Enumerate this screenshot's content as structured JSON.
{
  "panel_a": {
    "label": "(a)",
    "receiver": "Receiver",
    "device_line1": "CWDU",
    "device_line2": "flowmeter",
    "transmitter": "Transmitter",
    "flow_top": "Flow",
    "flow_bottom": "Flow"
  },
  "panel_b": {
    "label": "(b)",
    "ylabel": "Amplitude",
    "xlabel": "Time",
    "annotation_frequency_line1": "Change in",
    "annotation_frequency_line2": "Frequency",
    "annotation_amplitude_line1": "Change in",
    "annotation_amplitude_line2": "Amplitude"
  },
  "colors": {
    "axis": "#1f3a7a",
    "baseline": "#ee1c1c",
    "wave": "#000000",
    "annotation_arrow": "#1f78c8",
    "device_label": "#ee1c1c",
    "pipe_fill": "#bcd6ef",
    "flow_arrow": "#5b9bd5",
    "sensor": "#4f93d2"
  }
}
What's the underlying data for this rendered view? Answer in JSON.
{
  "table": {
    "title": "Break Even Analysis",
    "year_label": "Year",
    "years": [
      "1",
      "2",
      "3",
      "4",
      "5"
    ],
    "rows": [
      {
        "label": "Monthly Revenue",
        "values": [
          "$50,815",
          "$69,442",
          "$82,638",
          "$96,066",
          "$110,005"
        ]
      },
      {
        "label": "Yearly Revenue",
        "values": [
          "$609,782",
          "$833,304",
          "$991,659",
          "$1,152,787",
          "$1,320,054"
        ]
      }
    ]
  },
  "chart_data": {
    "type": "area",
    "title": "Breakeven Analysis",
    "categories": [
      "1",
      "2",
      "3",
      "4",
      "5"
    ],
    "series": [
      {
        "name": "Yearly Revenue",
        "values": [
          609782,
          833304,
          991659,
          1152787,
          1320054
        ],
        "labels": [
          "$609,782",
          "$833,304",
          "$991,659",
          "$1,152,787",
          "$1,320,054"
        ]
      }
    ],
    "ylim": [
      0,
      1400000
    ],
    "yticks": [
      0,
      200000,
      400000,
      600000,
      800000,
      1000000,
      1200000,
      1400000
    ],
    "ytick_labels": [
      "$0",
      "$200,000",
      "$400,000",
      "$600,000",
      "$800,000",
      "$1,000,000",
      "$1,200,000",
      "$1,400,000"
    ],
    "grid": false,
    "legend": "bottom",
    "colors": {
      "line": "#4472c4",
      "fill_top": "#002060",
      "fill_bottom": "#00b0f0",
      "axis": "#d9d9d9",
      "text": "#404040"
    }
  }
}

------

Every entry must be quoted exactly as it appears above.

FINAL RESULT —
Enumerate this screenshot's content as structured JSON.
{
  "panel_a": {
    "label": "(a)",
    "receiver": "Receiver",
    "device_line1": "CWDU",
    "device_line2": "flowmeter",
    "transmitter": "Transmitter",
    "flow_top": "Flow",
    "flow_bottom": "Flow"
  },
  "panel_b": {
    "label": "(b)",
    "ylabel": "Amplitude",
    "xlabel": "Time",
    "annotation_frequency_line1": "Change in",
    "annotation_frequency_line2": "Frequency",
    "annotation_amplitude_line1": "Change in",
    "annotation_amplitude_line2": "Amplitude"
  },
  "colors": {
    "axis": "#1f3a7a",
    "baseline": "#ee1c1c",
    "wave": "#000000",
    "annotation_arrow": "#1f78c8",
    "device_label": "#ee1c1c",
    "pipe_fill": "#bcd6ef",
    "flow_arrow": "#5b9bd5",
    "sensor": "#4f93d2"
  }
}
What's the underlying data for this rendered view? Answer in JSON.
{
  "table": {
    "title": "Break Even Analysis",
    "year_label": "Year",
    "years": [
      "1",
      "2",
      "3",
      "4",
      "5"
    ],
    "rows": [
      {
        "label": "Monthly Revenue",
        "values": [
          "$50,815",
          "$69,442",
          "$82,638",
          "$96,066",
          "$110,005"
        ]
      },
      {
        "label": "Yearly Revenue",
        "values": [
          "$609,782",
          "$833,304",
          "$991,659",
          "$1,152,787",
          "$1,320,054"
        ]
      }
    ]
  },
  "chart_data": {
    "type": "area",
    "title": "Breakeven Analysis",
    "categories": [
      "1",
      "2",
      "3",
      "4",
      "5"
    ],
    "series": [
      {
        "name": "Yearly Revenue",
        "values": [
          609782,
          833304,
          991659,
          1152787,
          1320054
        ],
        "labels": [
          "$609,782",
          "$833,304",
          "$991,659",
          "$1,152,787",
          "$1,320,054"
        ]
      }
    ],
    "ylim": [
      0,
      1400000
    ],
    "yticks": [
      0,
      200000,
      400000,
      600000,
      800000,
      1000000,
      1200000,
      1400000
    ],
    "ytick_labels": [
      "$0",
      "$200,000",
      "$400,000",
      "$600,000",
      "$800,000",
      "$1,000,000",
      "$1,200,000",
      "$1,400,000"
    ],
    "grid": false,
    "legend": "bottom",
    "colors": {
      "line": "#4472c4",
      "fill_top": "#002060",
      "fill_bottom": "#00b0f0",
      "axis": "#d9d9d9",
      "text": "#404040"
    }
  }
}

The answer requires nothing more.